*Figure record extracts*.
-*-*-

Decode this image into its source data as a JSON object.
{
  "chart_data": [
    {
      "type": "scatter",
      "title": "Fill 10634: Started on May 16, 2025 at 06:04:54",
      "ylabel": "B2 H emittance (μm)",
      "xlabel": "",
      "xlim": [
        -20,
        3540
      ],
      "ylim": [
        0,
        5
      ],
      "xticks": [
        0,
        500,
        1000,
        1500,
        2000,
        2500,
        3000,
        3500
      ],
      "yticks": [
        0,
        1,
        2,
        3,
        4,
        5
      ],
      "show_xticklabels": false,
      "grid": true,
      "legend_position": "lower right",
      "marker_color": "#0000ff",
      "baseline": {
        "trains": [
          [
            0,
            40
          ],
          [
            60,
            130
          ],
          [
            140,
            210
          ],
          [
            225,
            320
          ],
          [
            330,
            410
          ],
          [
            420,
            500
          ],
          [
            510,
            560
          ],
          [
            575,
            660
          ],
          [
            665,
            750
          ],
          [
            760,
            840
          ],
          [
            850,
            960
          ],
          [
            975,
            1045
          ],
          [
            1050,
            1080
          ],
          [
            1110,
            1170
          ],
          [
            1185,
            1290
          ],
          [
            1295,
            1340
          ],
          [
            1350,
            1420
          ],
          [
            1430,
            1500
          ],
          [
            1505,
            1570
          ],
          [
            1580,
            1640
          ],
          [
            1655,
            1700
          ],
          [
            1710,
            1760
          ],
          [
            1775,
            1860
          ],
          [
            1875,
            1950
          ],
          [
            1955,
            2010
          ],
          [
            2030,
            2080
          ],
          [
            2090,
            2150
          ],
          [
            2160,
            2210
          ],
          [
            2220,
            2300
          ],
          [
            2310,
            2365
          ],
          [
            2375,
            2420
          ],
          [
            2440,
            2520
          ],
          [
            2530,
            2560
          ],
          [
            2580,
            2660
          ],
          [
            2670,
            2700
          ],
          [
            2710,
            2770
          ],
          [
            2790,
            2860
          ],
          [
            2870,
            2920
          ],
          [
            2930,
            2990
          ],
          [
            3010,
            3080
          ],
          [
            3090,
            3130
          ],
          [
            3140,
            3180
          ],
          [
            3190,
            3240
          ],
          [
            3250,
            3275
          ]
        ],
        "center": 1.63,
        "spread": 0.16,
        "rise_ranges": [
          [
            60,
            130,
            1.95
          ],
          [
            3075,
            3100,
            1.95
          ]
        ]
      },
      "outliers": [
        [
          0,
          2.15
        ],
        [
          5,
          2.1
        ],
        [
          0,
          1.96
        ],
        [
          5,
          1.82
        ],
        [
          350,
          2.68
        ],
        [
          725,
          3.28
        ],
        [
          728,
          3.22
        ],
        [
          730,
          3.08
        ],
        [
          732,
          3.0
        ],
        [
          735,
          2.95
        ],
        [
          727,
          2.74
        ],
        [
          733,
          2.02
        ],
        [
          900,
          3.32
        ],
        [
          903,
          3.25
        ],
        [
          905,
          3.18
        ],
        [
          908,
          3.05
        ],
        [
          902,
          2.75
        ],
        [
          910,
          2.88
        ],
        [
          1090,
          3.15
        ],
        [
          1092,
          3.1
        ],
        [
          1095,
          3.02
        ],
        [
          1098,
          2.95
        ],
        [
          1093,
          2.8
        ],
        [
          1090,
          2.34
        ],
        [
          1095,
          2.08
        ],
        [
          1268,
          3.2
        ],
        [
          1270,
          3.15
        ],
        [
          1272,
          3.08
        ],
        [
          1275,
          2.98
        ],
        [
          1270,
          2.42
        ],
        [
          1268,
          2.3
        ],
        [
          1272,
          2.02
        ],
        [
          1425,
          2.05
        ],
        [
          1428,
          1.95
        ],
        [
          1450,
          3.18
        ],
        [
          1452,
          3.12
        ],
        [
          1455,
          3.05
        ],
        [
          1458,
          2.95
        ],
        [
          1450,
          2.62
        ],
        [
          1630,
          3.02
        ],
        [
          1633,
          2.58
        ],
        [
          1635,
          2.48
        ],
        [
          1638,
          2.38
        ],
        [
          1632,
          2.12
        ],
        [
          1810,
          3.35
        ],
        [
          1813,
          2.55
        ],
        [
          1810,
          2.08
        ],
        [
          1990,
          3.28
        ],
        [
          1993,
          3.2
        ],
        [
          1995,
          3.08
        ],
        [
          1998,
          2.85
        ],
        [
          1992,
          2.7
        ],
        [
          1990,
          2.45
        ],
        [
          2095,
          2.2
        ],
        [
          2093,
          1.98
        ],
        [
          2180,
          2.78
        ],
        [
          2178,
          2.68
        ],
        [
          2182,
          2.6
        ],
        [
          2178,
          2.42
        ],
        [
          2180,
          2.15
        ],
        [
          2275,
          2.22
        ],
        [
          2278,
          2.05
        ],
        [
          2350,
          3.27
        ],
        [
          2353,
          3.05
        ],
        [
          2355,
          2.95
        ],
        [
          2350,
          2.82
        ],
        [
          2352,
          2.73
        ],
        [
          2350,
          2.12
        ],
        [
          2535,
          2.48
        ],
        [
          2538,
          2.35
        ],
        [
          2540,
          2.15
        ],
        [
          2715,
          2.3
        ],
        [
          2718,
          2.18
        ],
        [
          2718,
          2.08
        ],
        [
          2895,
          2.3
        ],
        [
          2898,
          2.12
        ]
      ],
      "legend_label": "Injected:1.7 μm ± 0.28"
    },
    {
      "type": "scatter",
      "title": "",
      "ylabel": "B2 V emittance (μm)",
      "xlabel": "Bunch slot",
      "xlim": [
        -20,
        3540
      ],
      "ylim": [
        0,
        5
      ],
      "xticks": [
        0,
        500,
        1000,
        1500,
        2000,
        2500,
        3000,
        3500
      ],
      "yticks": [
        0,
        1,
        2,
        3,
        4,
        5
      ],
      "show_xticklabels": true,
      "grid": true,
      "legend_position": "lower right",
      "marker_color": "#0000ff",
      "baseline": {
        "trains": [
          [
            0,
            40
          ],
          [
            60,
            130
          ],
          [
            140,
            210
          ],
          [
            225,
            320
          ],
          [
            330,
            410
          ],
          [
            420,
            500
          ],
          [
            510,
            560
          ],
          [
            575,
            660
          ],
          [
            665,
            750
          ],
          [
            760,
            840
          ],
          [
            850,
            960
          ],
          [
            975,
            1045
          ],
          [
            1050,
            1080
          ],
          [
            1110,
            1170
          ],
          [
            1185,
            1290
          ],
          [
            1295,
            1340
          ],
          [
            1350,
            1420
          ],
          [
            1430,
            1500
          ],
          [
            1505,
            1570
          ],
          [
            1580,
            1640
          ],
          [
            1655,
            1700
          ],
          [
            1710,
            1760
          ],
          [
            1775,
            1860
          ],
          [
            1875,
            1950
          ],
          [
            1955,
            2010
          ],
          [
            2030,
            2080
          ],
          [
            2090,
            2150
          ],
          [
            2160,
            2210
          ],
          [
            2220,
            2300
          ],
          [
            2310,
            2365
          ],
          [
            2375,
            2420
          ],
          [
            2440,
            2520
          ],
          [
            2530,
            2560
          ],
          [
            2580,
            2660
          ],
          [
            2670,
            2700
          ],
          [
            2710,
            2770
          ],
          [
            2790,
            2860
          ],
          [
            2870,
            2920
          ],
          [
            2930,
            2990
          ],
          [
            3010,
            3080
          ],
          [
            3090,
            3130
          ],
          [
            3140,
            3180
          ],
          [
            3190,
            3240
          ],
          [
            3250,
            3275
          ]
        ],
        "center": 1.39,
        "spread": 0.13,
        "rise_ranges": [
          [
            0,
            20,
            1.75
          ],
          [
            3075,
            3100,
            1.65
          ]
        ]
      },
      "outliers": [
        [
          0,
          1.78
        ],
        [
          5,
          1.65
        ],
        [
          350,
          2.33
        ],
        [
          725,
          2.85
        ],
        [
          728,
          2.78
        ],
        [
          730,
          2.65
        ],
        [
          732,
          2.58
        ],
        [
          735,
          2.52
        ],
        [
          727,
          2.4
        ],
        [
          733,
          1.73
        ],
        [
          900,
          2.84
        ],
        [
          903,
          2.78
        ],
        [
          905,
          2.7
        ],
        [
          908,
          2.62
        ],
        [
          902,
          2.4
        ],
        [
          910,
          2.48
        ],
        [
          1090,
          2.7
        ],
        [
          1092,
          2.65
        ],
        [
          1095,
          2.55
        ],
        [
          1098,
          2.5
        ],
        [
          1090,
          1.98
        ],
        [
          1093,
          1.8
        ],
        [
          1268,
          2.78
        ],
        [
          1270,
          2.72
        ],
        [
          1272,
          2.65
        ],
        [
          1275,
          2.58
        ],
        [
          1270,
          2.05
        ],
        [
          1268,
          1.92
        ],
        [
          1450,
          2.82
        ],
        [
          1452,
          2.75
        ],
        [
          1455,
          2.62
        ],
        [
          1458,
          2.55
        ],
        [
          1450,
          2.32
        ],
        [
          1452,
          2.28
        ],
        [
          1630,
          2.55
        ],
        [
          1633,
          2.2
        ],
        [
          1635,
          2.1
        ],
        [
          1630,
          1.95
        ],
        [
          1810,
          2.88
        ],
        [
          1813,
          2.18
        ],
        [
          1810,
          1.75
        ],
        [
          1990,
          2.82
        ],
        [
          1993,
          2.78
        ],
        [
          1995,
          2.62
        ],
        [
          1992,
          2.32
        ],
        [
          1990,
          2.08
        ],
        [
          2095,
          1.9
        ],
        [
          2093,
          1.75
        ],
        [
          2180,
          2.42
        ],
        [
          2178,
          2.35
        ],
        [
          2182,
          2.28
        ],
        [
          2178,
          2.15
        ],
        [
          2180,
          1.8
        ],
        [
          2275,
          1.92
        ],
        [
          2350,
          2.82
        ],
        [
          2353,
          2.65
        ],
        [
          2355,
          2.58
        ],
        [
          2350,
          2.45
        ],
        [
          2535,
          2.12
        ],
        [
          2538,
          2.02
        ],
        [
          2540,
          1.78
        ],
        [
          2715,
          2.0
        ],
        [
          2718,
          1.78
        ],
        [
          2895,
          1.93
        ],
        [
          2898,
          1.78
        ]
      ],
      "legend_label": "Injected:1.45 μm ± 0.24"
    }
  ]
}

-*-*-

*WHAT IS EXPECTED*.
Nothing but a number is needed here: how many lines hold the string "Injected"?

*SOLUTION TO THIS TASK*.
2